### Set exercise
Look through the material below and count the lines with the string "this". Report only the count.

....................

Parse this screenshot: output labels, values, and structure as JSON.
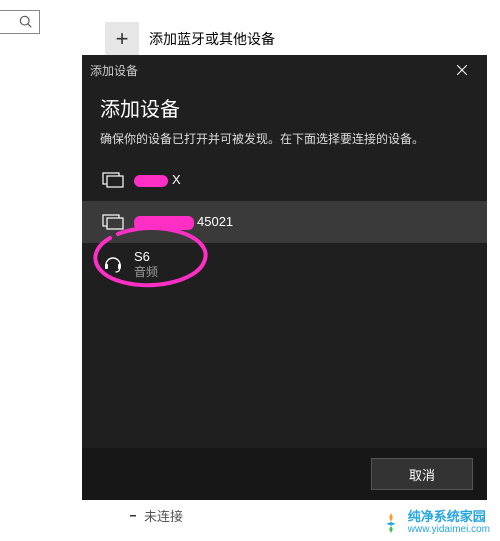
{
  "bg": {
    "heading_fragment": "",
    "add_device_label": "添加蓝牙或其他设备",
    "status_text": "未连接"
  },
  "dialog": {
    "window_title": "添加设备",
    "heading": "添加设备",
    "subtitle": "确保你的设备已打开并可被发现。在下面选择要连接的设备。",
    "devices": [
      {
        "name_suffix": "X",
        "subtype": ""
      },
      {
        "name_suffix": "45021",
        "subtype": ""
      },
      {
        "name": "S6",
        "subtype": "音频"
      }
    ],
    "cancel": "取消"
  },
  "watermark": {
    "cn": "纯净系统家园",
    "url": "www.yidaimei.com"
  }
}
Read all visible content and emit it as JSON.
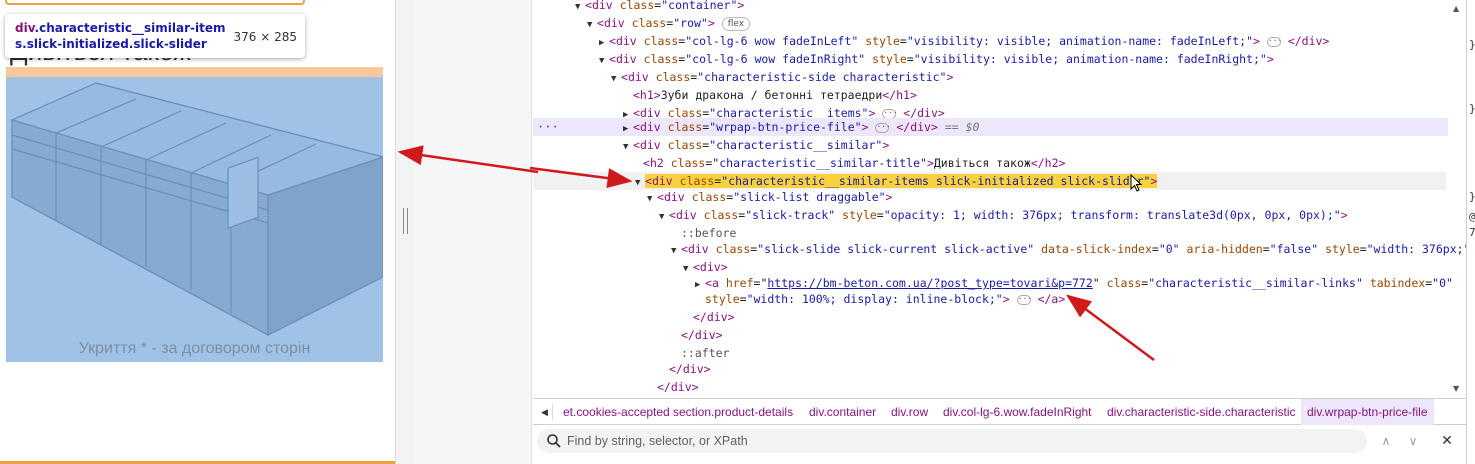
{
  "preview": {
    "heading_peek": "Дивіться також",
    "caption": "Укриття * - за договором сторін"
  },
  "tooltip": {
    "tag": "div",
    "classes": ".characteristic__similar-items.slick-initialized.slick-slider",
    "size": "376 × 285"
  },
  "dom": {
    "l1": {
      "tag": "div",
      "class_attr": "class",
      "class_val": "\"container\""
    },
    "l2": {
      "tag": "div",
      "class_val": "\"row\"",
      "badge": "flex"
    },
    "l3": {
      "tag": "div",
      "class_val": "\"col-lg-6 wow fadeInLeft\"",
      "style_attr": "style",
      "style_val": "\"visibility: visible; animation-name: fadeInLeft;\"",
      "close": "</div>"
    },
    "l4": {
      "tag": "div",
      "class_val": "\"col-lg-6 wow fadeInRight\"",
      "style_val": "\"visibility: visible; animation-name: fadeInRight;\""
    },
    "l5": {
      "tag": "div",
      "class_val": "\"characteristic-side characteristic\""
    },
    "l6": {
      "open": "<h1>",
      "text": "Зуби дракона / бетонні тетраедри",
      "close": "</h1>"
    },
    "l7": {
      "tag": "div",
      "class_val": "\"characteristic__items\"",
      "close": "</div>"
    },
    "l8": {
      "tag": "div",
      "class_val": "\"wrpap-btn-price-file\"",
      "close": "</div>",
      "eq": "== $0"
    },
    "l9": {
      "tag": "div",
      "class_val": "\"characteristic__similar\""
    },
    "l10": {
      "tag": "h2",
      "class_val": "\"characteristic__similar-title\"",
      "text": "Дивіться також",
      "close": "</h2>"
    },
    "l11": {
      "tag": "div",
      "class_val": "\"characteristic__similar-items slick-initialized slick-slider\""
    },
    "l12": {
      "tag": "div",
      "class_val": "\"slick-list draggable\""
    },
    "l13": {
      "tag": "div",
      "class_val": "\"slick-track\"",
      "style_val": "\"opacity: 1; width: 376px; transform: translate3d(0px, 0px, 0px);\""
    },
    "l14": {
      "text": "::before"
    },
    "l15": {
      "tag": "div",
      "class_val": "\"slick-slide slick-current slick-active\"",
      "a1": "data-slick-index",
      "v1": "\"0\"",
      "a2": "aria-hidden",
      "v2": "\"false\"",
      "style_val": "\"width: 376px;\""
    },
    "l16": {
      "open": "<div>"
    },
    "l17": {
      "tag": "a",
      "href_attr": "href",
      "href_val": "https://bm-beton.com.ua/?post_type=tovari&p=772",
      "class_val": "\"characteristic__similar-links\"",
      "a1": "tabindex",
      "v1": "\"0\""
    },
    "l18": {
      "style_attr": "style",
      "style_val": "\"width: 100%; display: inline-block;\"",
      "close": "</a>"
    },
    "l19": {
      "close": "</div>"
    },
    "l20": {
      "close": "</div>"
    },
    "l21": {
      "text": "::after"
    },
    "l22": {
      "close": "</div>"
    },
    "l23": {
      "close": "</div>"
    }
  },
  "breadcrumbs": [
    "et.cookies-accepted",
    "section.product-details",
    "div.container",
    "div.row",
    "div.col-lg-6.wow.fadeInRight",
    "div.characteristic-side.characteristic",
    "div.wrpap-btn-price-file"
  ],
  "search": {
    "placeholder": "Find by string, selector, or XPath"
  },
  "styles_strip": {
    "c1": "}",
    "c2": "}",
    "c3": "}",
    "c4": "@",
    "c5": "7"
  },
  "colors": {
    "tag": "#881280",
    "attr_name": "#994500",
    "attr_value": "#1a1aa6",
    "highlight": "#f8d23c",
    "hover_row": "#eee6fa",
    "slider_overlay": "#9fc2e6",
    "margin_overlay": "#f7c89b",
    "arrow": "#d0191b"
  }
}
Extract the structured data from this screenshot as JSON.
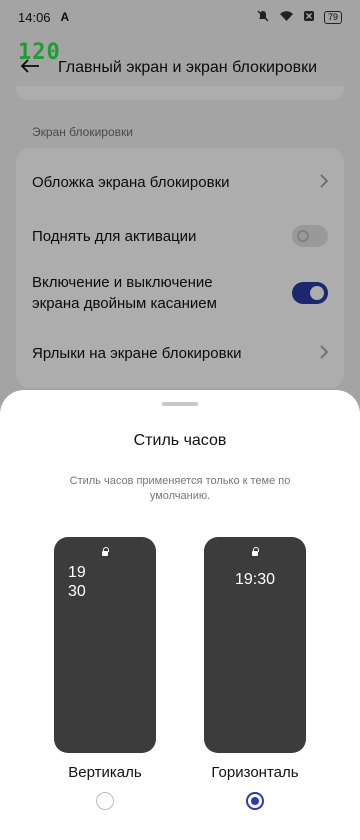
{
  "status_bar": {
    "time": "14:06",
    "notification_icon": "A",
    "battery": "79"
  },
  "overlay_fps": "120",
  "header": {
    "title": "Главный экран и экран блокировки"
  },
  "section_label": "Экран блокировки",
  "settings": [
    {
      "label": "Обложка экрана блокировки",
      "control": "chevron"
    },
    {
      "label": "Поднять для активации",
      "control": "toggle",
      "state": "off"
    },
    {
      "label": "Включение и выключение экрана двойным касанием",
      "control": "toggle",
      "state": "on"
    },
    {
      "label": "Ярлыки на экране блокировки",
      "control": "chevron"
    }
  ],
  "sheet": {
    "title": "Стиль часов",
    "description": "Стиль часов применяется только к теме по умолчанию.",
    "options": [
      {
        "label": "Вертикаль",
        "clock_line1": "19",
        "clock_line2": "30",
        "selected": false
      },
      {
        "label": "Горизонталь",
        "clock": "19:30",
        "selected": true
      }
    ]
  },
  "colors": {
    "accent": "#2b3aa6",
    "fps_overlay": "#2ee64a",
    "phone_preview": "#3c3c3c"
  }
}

....................

### Full solution
2